* START *

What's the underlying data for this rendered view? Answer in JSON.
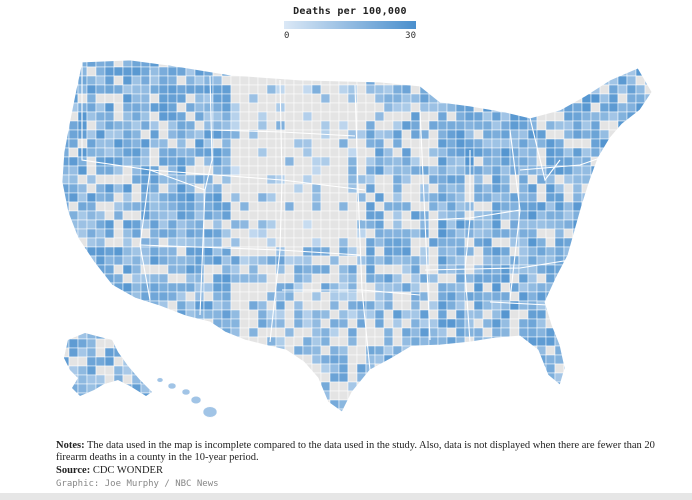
{
  "legend": {
    "title": "Deaths per 100,000",
    "min_label": "0",
    "max_label": "30",
    "color_min": "#dbe8f6",
    "color_max": "#4a8fcd"
  },
  "map": {
    "no_data_color": "#e4e4e4",
    "border_color": "#ffffff"
  },
  "notes": {
    "label": "Notes:",
    "text": "The data used in the map is incomplete compared to the data used in the study. Also, data is not displayed when there are fewer than 20 firearm deaths in a county in the 10-year period."
  },
  "source": {
    "label": "Source:",
    "text": "CDC WONDER"
  },
  "credit": "Graphic: Joe Murphy / NBC News"
}
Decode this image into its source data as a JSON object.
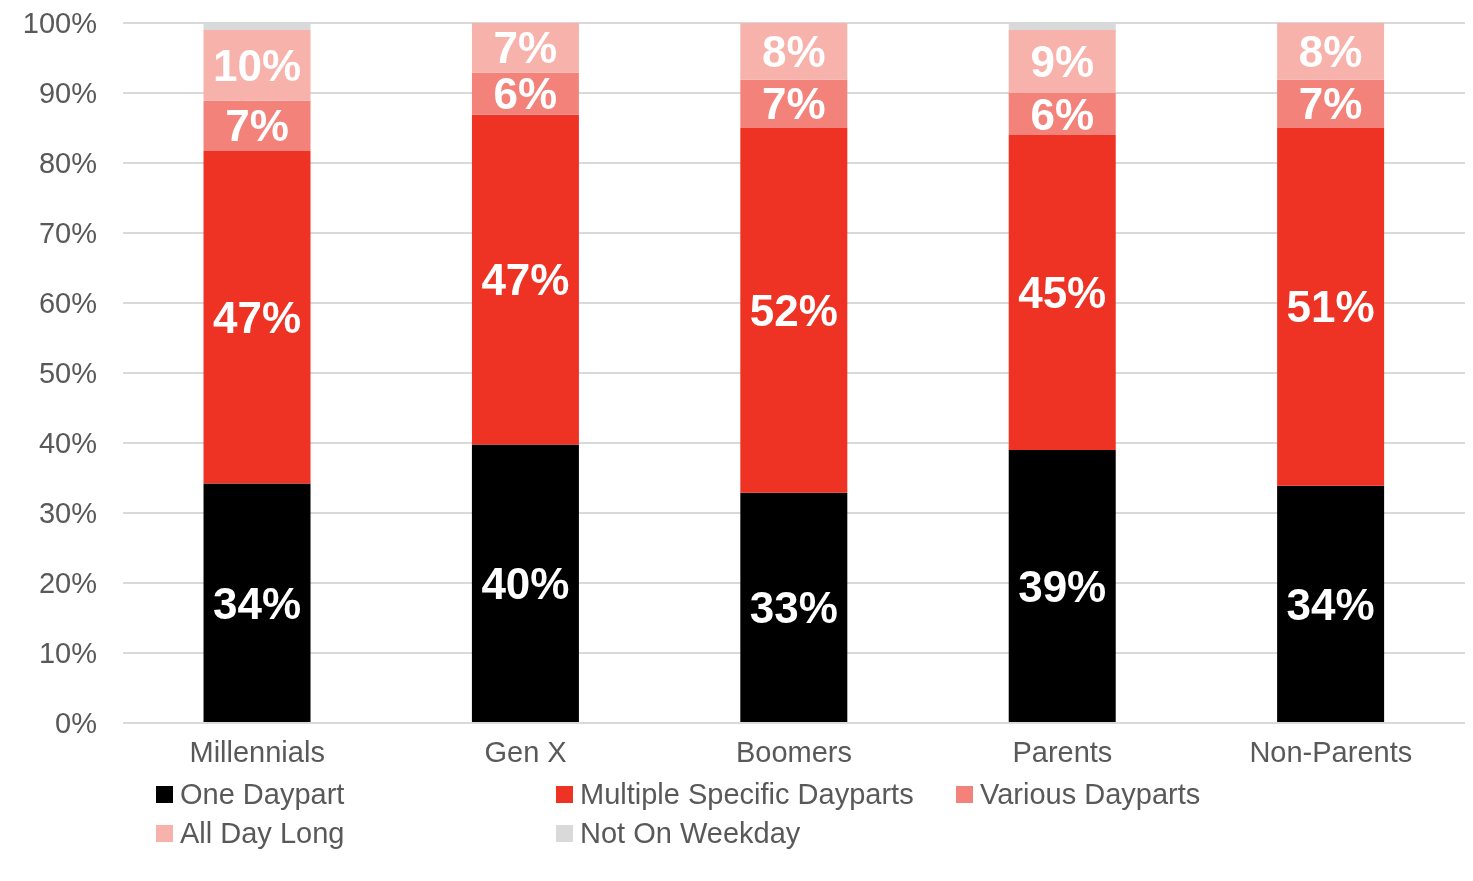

* END *

Return every line of the records exactly as given, pictures excluded.

Final answer -
What's the underlying data for this rendered view? Answer in JSON.
{
  "legend": {
    "title": "Deaths per 100,000",
    "min_label": "0",
    "max_label": "30",
    "color_min": "#dbe8f6",
    "color_max": "#4a8fcd"
  },
  "map": {
    "no_data_color": "#e4e4e4",
    "border_color": "#ffffff"
  },
  "notes": {
    "label": "Notes:",
    "text": "The data used in the map is incomplete compared to the data used in the study. Also, data is not displayed when there are fewer than 20 firearm deaths in a county in the 10-year period."
  },
  "source": {
    "label": "Source:",
    "text": "CDC WONDER"
  },
  "credit": "Graphic: Joe Murphy / NBC News"
}
Decode this image into its source data as a JSON object.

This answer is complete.